ACTIVITY >>
Among the entries below, find every line that contains the string "exacerbation", then copy it.

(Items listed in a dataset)
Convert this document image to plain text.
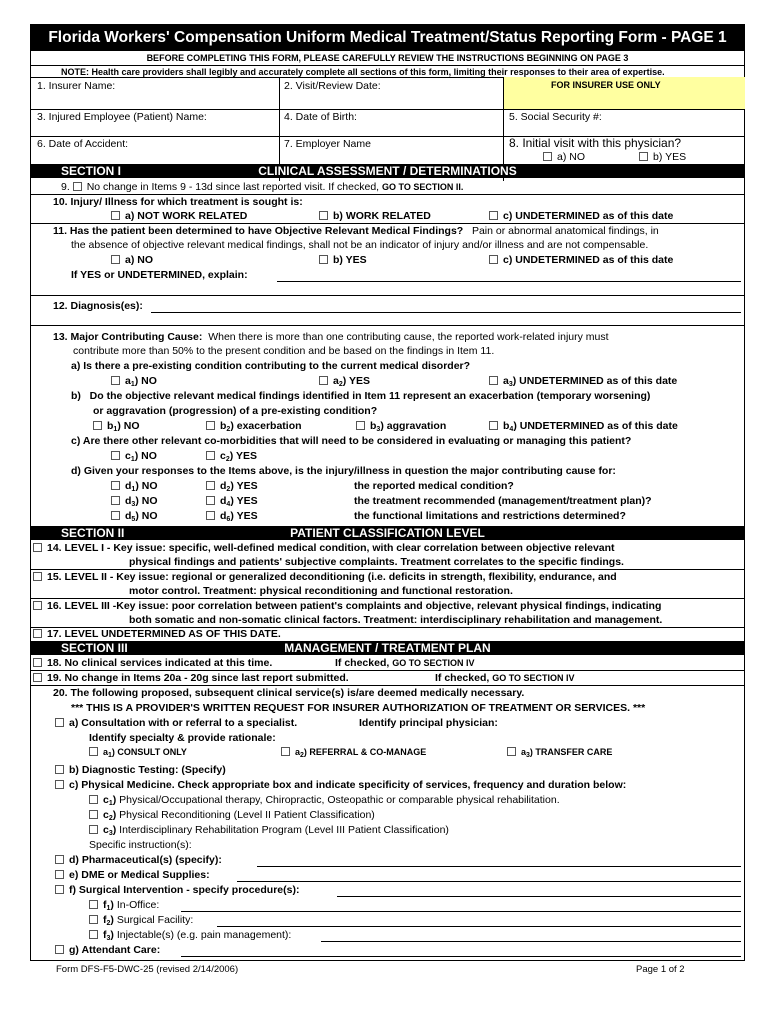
Florida Workers' Compensation Uniform Medical Treatment/Status Reporting Form - PAGE 1
BEFORE COMPLETING THIS FORM, PLEASE CAREFULLY REVIEW THE INSTRUCTIONS BEGINNING ON PAGE 3
NOTE: Health care providers shall legibly and accurately complete all sections of this form, limiting their responses to their area of expertise.
FOR INSURER USE ONLY
1. Insurer Name:	2. Visit/Review Date:
3. Injured Employee (Patient) Name:	4. Date of Birth:	5. Social Security #:
6. Date of Accident:	7. Employer Name	8. Initial visit with this physician?
a) NO	b) YES
SECTION I	CLINICAL ASSESSMENT / DETERMINATIONS
9. No change in Items 9 - 13d since last reported visit. If checked, GO TO SECTION II.
10. Injury/ Illness for which treatment is sought is:
a) NOT WORK RELATED	b) WORK RELATED	c) UNDETERMINED as of this date
11. Has the patient been determined to have Objective Relevant Medical Findings? Pain or abnormal anatomical findings, in
the absence of objective relevant medical findings, shall not be an indicator of injury and/or illness and are not compensable.
a) NO	b) YES	c) UNDETERMINED as of this date
If YES or UNDETERMINED, explain:
12. Diagnosis(es):
13. Major Contributing Cause: When there is more than one contributing cause, the reported work-related injury must
contribute more than 50% to the present condition and be based on the findings in Item 11.
a) Is there a pre-existing condition contributing to the current medical disorder?
$a_1$) NO	$a_2$) YES	$a_3$) UNDETERMINED as of this date
b)   Do the objective relevant medical findings identified in Item 11 represent an exacerbation (temporary worsening)
or aggravation (progression) of a pre-existing condition?
$b_1$) NO	$b_2$) exacerbation	$b_3$) aggravation	$b_4$) UNDETERMINED as of this date
c) Are there other relevant co-morbidities that will need to be considered in evaluating or managing this patient?
$c_1$) NO	$c_2$) YES
d) Given your responses to the Items above, is the injury/illness in question the major contributing cause for:
$d_1$) NO	$d_2$) YES	the reported medical condition?
$d_3$) NO	$d_4$) YES	the treatment recommended (management/treatment plan)?
$d_5$) NO	$d_6$) YES	the functional limitations and restrictions determined?
SECTION II	PATIENT CLASSIFICATION LEVEL
14. LEVEL I - Key issue: specific, well-defined medical condition, with clear correlation between objective relevant
physical findings and patients' subjective complaints. Treatment correlates to the specific findings.
15. LEVEL II - Key issue: regional or generalized deconditioning (i.e. deficits in strength, flexibility, endurance, and
motor control. Treatment: physical reconditioning and functional restoration.
16. LEVEL III -Key issue: poor correlation between patient's complaints and objective, relevant physical findings, indicating
both somatic and non-somatic clinical factors. Treatment: interdisciplinary rehabilitation and management.
17. LEVEL UNDETERMINED AS OF THIS DATE.
SECTION III	MANAGEMENT / TREATMENT PLAN
18. No clinical services indicated at this time.	If checked, GO TO SECTION IV
19. No change in Items 20a - 20g since last report submitted.	If checked, GO TO SECTION IV
20. The following proposed, subsequent clinical service(s) is/are deemed medically necessary.
*** THIS IS A PROVIDER'S WRITTEN REQUEST FOR INSURER AUTHORIZATION OF TREATMENT OR SERVICES. ***
a) Consultation with or referral to a specialist.	Identify principal physician:
Identify specialty & provide rationale:
$a_1$) CONSULT ONLY	$a_2$) REFERRAL & CO-MANAGE	$a_3$) TRANSFER CARE
b) Diagnostic Testing: (Specify)
c) Physical Medicine. Check appropriate box and indicate specificity of services, frequency and duration below:
$c_1$) Physical/Occupational therapy, Chiropractic, Osteopathic or comparable physical rehabilitation.
$c_2$) Physical Reconditioning (Level II Patient Classification)
$c_3$) Interdisciplinary Rehabilitation Program (Level III Patient Classification)
Specific instruction(s):
d) Pharmaceutical(s) (specify):
e) DME or Medical Supplies:
f) Surgical Intervention - specify procedure(s):
$f_1$) In-Office:
$f_2$) Surgical Facility:
$f_3$) Injectable(s) (e.g. pain management):
g) Attendant Care:
Form DFS-F5-DWC-25 (revised 2/14/2006)	Page 1 of 2
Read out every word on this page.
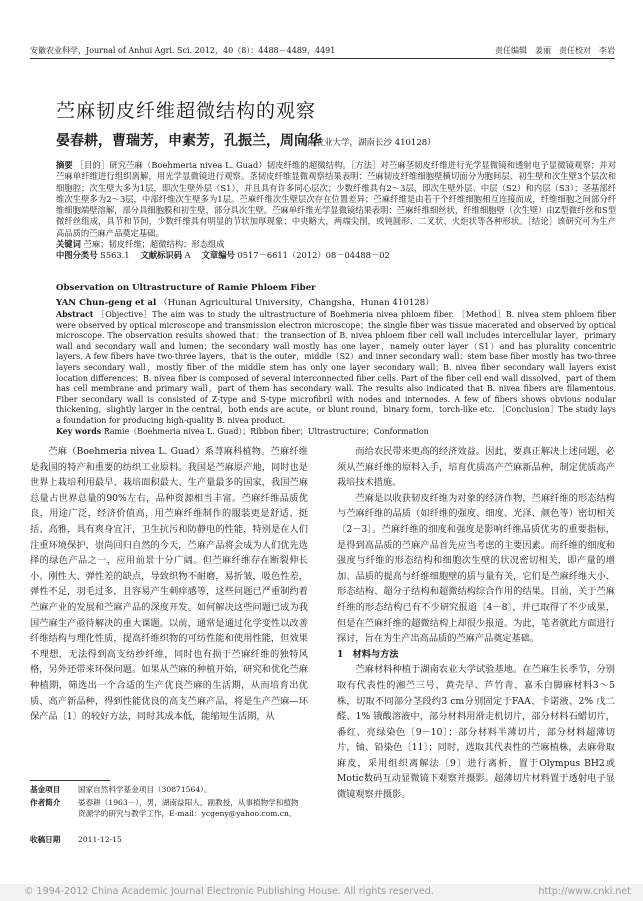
安徽农业科学，Journal of Anhui Agri. Sci. 2012，40（8）：4488－4489，4491	责任编辑　姜丽　责任校对　李岩
苎麻韧皮纤维超微结构的观察
晏春耕，曹瑞芳，申素芳，孔振兰，周向华
（湖南农业大学，湖南长沙 410128）
摘要 ［目的］研究苎麻（Boehmeria nivea L. Guad）韧皮纤维的超微结构。［方法］对苎麻茎韧皮纤维进行光学显微镜和透射电子显微镜观察；并对苎麻单纤维进行组织离解，用光学显微镜进行观察。茎韧皮纤维显微观察结果表明：苎麻韧皮纤维细胞壁横切面分为胞间层、初生壁和次生壁3个层次和细胞腔；次生壁大多为1层，即次生壁外层（S1），并且具有许多同心层次；少数纤维具有2～3层，即次生壁外层、中层（S2）和内层（S3）；茎基部纤维次生壁多为2～3层，中部纤维次生壁多为1层。苎麻纤维次生壁层次存在位置差异；苎麻纤维是由若干个纤维细胞相互连接而成，纤维细胞之间部分纤维细胞端壁溶解，部分具细胞膜和初生壁，部分具次生壁。苎麻单纤维光学显微镜结果表明：苎麻纤维细丝状，纤维细胞壁（次生壁）由Z型微纤丝和S型微纤丝组成，具节和节间，少数纤维具有明显的节状加厚现象；中央略大，两端尖削，或钝圆形、二叉状、火炬状等各种形状。［结论］该研究可为生产高品质的苎麻产品奠定基础。
关键词 苎麻；韧皮纤维；超微结构；形态组成
中图分类号 S563.1　 文献标识码 A　 文章编号 0517－6611（2012）08－04488－02
Observation on Ultrastructure of Ramie Phloem Fiber
YAN Chun-geng et al （Hunan Agricultural University，Changsha，Hunan 410128）
Abstract ［Objective］The aim was to study the ultrastructure of Boehmeria nivea phloem fiber. ［Method］B. nivea stem phloem fiber were observed by optical microscope and transmission electron microscope；the single fiber was tissue macerated and observed by optical microscope. The observation results showed that：the transection of B. nivea phloem fiber cell wall includes intercellular layer，primary wall and secondary wall and lumen；the secondary wall mostly has one layer，namely outer layer（S1）and has plurality concentric layers. A few fibers have two-three layers，that is the outer，middle（S2）and inner secondary wall；stem base fiber mostly has two-three layers secondary wall，mostly fiber of the middle stem has only one layer secondary wall；B. nivea fiber secondary wall layers exist location differences；B. nivea fiber is composed of several interconnected fiber cells. Part of the fiber cell end wall dissolved，part of them has cell membrane and primary wall，part of them has secondary wall. The results also indicated that B. nivea fibers are filamentous. Fiber secondary wall is consisted of Z-type and S-type microfibril with nodes and internodes. A few of fibers shows obvious nodular thickening，slightly larger in the central，both ends are acute，or blunt round，binary form，torch-like etc. ［Conclusion］The study lays a foundation for producing high-quality B. nivea product.
Key words Ramie（Boehmeria nivea L. Guad）；Ribbon fiber；Ultrastructure；Conformation

苎麻（Boehmeria nivea L. Guad）系荨麻科植物。苎麻纤维是我国的特产和重要的纺织工业原料。我国是苎麻原产地，同时也是世界上栽培利用最早、栽培面积最大、生产量最多的国家，我国苎麻总量占世界总量的90%左右，品种资源相当丰富。苎麻纤维品质优良，用途广泛，经济价值高，用苎麻纤维制作的服装更是舒适、挺括、高雅，具有爽身宜汗，卫生抗污和防静电的性能，特别是在人们注重环境保护，崇尚回归自然的今天，苎麻产品将会成为人们优先选择的绿色产品之一，应用前景十分广阔。但苎麻纤维存在断裂伸长小、刚性大、弹性差的缺点，导致织物不耐磨，易折皱，吸色性差，弹性不足，羽毛过多，且容易产生刺痒感等，这些问题已严重制约着苎麻产业的发展和苎麻产品的深度开发。如何解决这些问题已成为我国苎麻生产亟待解决的重大课题。以前，通常是通过化学变性以改善纤维结构与理化性质，提高纤维织物的可纺性能和使用性能，但效果不理想，无法得到高支纺纱纤维，同时也有损于苎麻纤维的独特风格，另外还带来环保问题。如果从苎麻的种植开始，研究和优化苎麻种植期，筛选出一个合适的生产优良苎麻的生活期，从而培育出优质、高产新品种，得到性能优良的高支苎麻产品，将是生产苎麻—环保产品〔1〕的较好方法，同时其成本低，能缩短生活期，从

而给农民带来更高的经济效益。因此，要真正解决上述问题，必须从苎麻纤维的原料入手，培育优质高产苎麻新品种，制定优质高产栽培技术措施。

苎麻是以收获韧皮纤维为对象的经济作物，苎麻纤维的形态结构与苎麻纤维的品质（如纤维的强度、细度、光泽、颜色等）密切相关〔2－3〕。苎麻纤维的细度和强度是影响纤维品质优劣的重要指标，是得到高品质的苎麻产品首先应当考虑的主要因素。而纤维的细度和强度与纤维的形态结构和细胞次生壁的状况密切相关，即产量的增加、品质的提高与纤维细胞壁的质与量有关，它们是苎麻纤维大小、形态结构、超分子结构和超微结构综合作用的结果。目前，关于苎麻纤维的形态结构已有不少研究报道〔4－8〕，并已取得了不少成果，但是在苎麻纤维的超微结构上却很少报道。为此，笔者就此方面进行探讨，旨在为生产出高品质的苎麻产品奠定基础。

1　材料与方法

苎麻材料种植于湖南农业大学试验基地。在苎麻生长季节，分别取有代表性的湘苎三号、黄壳早、芦竹青、嘉禾白脚麻材料3～5株，切取不同部分茎段约3 cm分别固定于FAA、卡诺液、2% 戊二醛、1% 锇酸溶液中，部分材料用滑走机切片，部分材料石蜡切片，番红、亮绿染色〔9－10〕；部分材料半薄切片，部分材料超薄切片，铀、铅染色〔11〕；同时，选取其代表性的苎麻植株，去麻骨取麻皮，采用组织离解法〔9〕进行离析，置于Olympus BH2或Motic数码互动显微镜下观察并摄影。超薄切片材料置于透射电子显微镜观察并摄影。

基金项目 国家自然科学基金项目（30871564）。
作者简介 晏春耕（1963－），男，湖南益阳人，副教授，从事植物学和植物资源学的研究与教学工作，E-mail：ycgeny@yahoo.com.cn。
收稿日期 2011-12-15
© 1994-2012 China Academic Journal Electronic Publishing House. All rights reserved.	http://www.cnki.net
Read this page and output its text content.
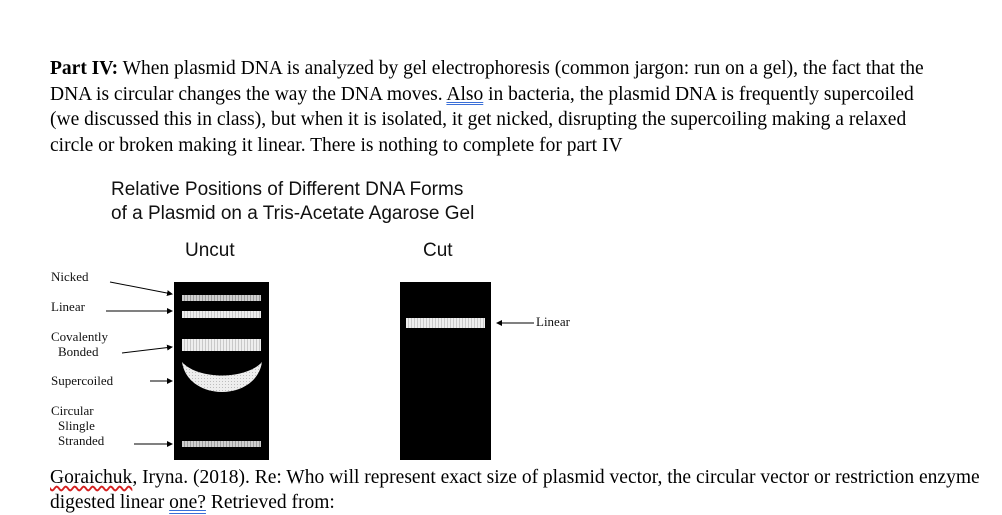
Part IV: When plasmid DNA is analyzed by gel electrophoresis (common jargon: run on a gel), the fact that the DNA is circular changes the way the DNA moves. Also in bacteria, the plasmid DNA is frequently supercoiled (we discussed this in class), but when it is isolated, it get nicked, disrupting the supercoiling making a relaxed circle or broken making it linear. There is nothing to complete for part IV

Relative Positions of Different DNA Forms
of a Plasmid on a Tris-Acetate Agarose Gel
Uncut	Cut
Nicked
Linear
Covalently
Bonded
Supercoiled
Circular
Slingle
Stranded
Linear

Goraichuk, Iryna. (2018). Re: Who will represent exact size of plasmid vector, the circular vector or restriction enzyme digested linear one? Retrieved from:
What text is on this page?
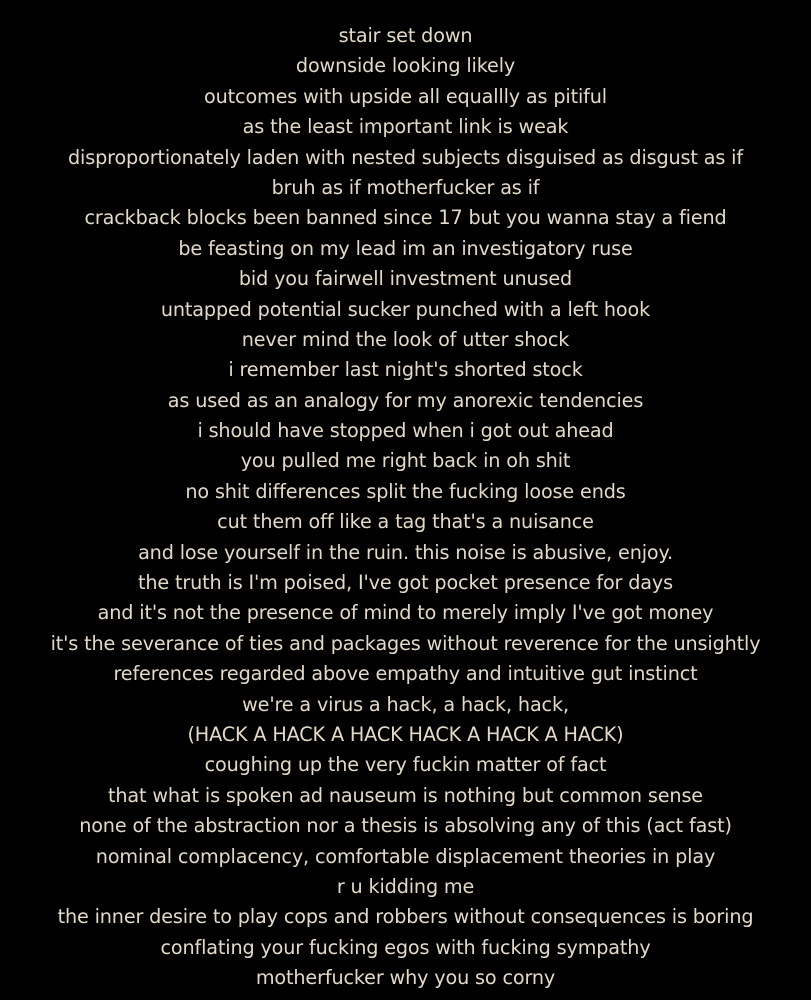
stair set down
downside looking likely
outcomes with upside all equallly as pitiful
as the least important link is weak
disproportionately laden with nested subjects disguised as disgust as if
bruh as if motherfucker as if
crackback blocks been banned since 17 but you wanna stay a fiend
be feasting on my lead im an investigatory ruse
bid you fairwell investment unused
untapped potential sucker punched with a left hook
never mind the look of utter shock
i remember last night's shorted stock
as used as an analogy for my anorexic tendencies
i should have stopped when i got out ahead
you pulled me right back in oh shit
no shit differences split the fucking loose ends
cut them off like a tag that's a nuisance
and lose yourself in the ruin. this noise is abusive, enjoy.
the truth is I'm poised, I've got pocket presence for days
and it's not the presence of mind to merely imply I've got money
it's the severance of ties and packages without reverence for the unsightly
references regarded above empathy and intuitive gut instinct
we're a virus a hack, a hack, hack,
(HACK A HACK A HACK HACK A HACK A HACK)
coughing up the very fuckin matter of fact
that what is spoken ad nauseum is nothing but common sense
none of the abstraction nor a thesis is absolving any of this (act fast)
nominal complacency, comfortable displacement theories in play
r u kidding me
the inner desire to play cops and robbers without consequences is boring
conflating your fucking egos with fucking sympathy
motherfucker why you so corny
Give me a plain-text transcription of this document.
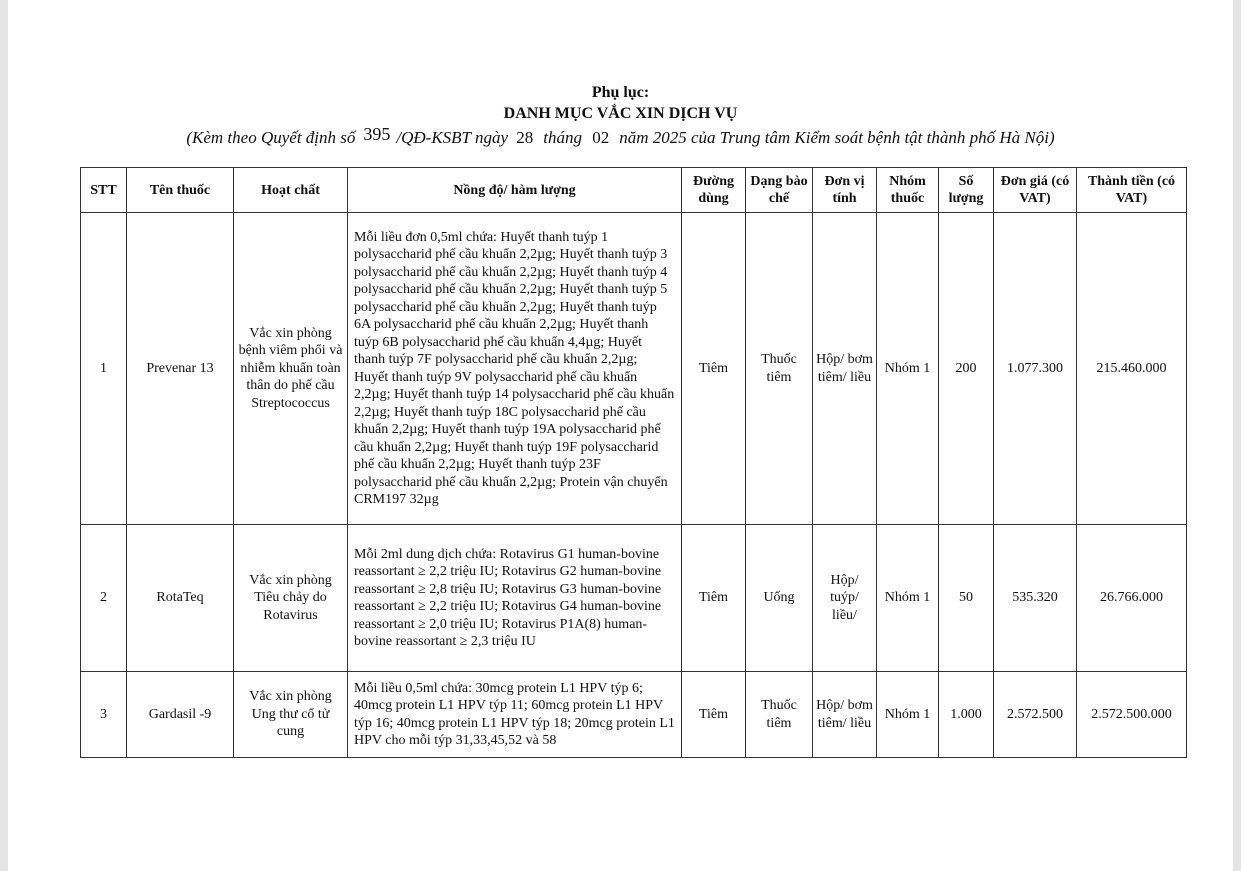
Phụ lục:
DANH MỤC VẮC XIN DỊCH VỤ
(Kèm theo Quyết định số 395 /QĐ-KSBT ngày 28 tháng 02 năm 2025 của Trung tâm Kiểm soát bệnh tật thành phố Hà Nội)
STT	Tên thuốc	Hoạt chất	Nồng độ/ hàm lượng	Đường dùng	Dạng bào chế	Đơn vị tính	Nhóm thuốc	Số lượng	Đơn giá (có VAT)	Thành tiền (có VAT)
1	Prevenar 13	Vắc xin phòng bệnh viêm phổi và nhiễm khuẩn toàn thân do phế cầu Streptococcus	Mỗi liều đơn 0,5ml chứa: Huyết thanh tuýp 1 polysaccharid phế cầu khuẩn 2,2µg; Huyết thanh tuýp 3 polysaccharid phế cầu khuẩn 2,2µg; Huyết thanh tuýp 4 polysaccharid phế cầu khuẩn 2,2µg; Huyết thanh tuýp 5 polysaccharid phế cầu khuẩn 2,2µg; Huyết thanh tuýp 6A polysaccharid phế cầu khuẩn 2,2µg; Huyết thanh tuýp 6B polysaccharid phế cầu khuẩn 4,4µg; Huyết thanh tuýp 7F polysaccharid phế cầu khuẩn 2,2µg; Huyết thanh tuýp 9V polysaccharid phế cầu khuẩn 2,2µg; Huyết thanh tuýp 14 polysaccharid phế cầu khuẩn 2,2µg; Huyết thanh tuýp 18C polysaccharid phế cầu khuẩn 2,2µg; Huyết thanh tuýp 19A polysaccharid phế cầu khuẩn 2,2µg; Huyết thanh tuýp 19F polysaccharid phế cầu khuẩn 2,2µg; Huyết thanh tuýp 23F polysaccharid phế cầu khuẩn 2,2µg; Protein vận chuyển CRM197 32µg	Tiêm	Thuốc tiêm	Hộp/ bơm tiêm/ liều	Nhóm 1	200	1.077.300	215.460.000
2	RotaTeq	Vắc xin phòng Tiêu chảy do Rotavirus	Mỗi 2ml dung dịch chứa: Rotavirus G1 human-bovine reassortant ≥ 2,2 triệu IU; Rotavirus G2 human-bovine reassortant ≥ 2,8 triệu IU; Rotavirus G3 human-bovine reassortant ≥ 2,2 triệu IU; Rotavirus G4 human-bovine reassortant ≥ 2,0 triệu IU; Rotavirus P1A(8) human-bovine reassortant ≥ 2,3 triệu IU	Tiêm	Uống	Hộp/ tuýp/ liều/	Nhóm 1	50	535.320	26.766.000
3	Gardasil -9	Vắc xin phòng Ung thư cổ tử cung	Mỗi liều 0,5ml chứa: 30mcg protein L1 HPV týp 6; 40mcg protein L1 HPV týp 11; 60mcg protein L1 HPV týp 16; 40mcg protein L1 HPV týp 18; 20mcg protein L1 HPV cho mỗi týp 31,33,45,52 và 58	Tiêm	Thuốc tiêm	Hộp/ bơm tiêm/ liều	Nhóm 1	1.000	2.572.500	2.572.500.000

RESULT FOR THIS EXERCISE >>
b)   Do the objective relevant medical findings identified in Item 11 represent an exacerbation (temporary worsening)
$b_1$) NO	$b_2$) exacerbation	$b_3$) aggravation	$b_4$) UNDETERMINED as of this date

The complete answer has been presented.